**Data lines:**
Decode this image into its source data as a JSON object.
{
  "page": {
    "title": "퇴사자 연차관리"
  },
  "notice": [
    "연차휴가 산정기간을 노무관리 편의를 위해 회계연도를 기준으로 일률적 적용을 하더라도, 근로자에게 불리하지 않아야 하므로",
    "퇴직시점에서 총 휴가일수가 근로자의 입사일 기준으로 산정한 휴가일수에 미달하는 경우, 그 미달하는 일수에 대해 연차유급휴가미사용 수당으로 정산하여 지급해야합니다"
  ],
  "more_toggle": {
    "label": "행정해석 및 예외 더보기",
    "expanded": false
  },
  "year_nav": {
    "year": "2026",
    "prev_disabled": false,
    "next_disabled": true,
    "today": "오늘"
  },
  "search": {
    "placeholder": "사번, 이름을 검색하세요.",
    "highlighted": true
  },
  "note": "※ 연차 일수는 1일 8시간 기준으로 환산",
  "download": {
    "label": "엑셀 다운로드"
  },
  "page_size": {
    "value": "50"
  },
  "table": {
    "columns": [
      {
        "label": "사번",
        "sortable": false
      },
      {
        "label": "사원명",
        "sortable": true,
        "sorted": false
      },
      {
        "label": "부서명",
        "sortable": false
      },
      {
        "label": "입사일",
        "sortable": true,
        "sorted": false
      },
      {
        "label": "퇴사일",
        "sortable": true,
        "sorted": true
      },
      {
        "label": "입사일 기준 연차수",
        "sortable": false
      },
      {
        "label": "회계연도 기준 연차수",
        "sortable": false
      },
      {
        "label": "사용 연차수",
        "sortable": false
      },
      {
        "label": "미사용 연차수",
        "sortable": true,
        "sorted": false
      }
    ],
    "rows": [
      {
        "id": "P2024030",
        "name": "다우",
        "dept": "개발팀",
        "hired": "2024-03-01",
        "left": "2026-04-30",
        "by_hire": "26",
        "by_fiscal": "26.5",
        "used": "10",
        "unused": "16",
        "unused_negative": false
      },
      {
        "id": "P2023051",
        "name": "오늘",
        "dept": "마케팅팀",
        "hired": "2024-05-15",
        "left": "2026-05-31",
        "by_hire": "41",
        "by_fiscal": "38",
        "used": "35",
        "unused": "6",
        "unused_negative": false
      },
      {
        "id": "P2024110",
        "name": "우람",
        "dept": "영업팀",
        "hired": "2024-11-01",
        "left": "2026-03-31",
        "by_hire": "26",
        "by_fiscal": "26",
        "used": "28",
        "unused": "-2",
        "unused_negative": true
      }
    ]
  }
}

**Requirements:** Copy each record from above exactly, and include every line.

**Output:**
Decode this image into its source data as a JSON object.
{
  "page": {
    "title": "퇴사자 연차관리"
  },
  "notice": [
    "연차휴가 산정기간을 노무관리 편의를 위해 회계연도를 기준으로 일률적 적용을 하더라도, 근로자에게 불리하지 않아야 하므로",
    "퇴직시점에서 총 휴가일수가 근로자의 입사일 기준으로 산정한 휴가일수에 미달하는 경우, 그 미달하는 일수에 대해 연차유급휴가미사용 수당으로 정산하여 지급해야합니다"
  ],
  "more_toggle": {
    "label": "행정해석 및 예외 더보기",
    "expanded": false
  },
  "year_nav": {
    "year": "2026",
    "prev_disabled": false,
    "next_disabled": true,
    "today": "오늘"
  },
  "search": {
    "placeholder": "사번, 이름을 검색하세요.",
    "highlighted": true
  },
  "note": "※ 연차 일수는 1일 8시간 기준으로 환산",
  "download": {
    "label": "엑셀 다운로드"
  },
  "page_size": {
    "value": "50"
  },
  "table": {
    "columns": [
      {
        "label": "사번",
        "sortable": false
      },
      {
        "label": "사원명",
        "sortable": true,
        "sorted": false
      },
      {
        "label": "부서명",
        "sortable": false
      },
      {
        "label": "입사일",
        "sortable": true,
        "sorted": false
      },
      {
        "label": "퇴사일",
        "sortable": true,
        "sorted": true
      },
      {
        "label": "입사일 기준 연차수",
        "sortable": false
      },
      {
        "label": "회계연도 기준 연차수",
        "sortable": false
      },
      {
        "label": "사용 연차수",
        "sortable": false
      },
      {
        "label": "미사용 연차수",
        "sortable": true,
        "sorted": false
      }
    ],
    "rows": [
      {
        "id": "P2024030",
        "name": "다우",
        "dept": "개발팀",
        "hired": "2024-03-01",
        "left": "2026-04-30",
        "by_hire": "26",
        "by_fiscal": "26.5",
        "used": "10",
        "unused": "16",
        "unused_negative": false
      },
      {
        "id": "P2023051",
        "name": "오늘",
        "dept": "마케팅팀",
        "hired": "2024-05-15",
        "left": "2026-05-31",
        "by_hire": "41",
        "by_fiscal": "38",
        "used": "35",
        "unused": "6",
        "unused_negative": false
      },
      {
        "id": "P2024110",
        "name": "우람",
        "dept": "영업팀",
        "hired": "2024-11-01",
        "left": "2026-03-31",
        "by_hire": "26",
        "by_fiscal": "26",
        "used": "28",
        "unused": "-2",
        "unused_negative": true
      }
    ]
  }
}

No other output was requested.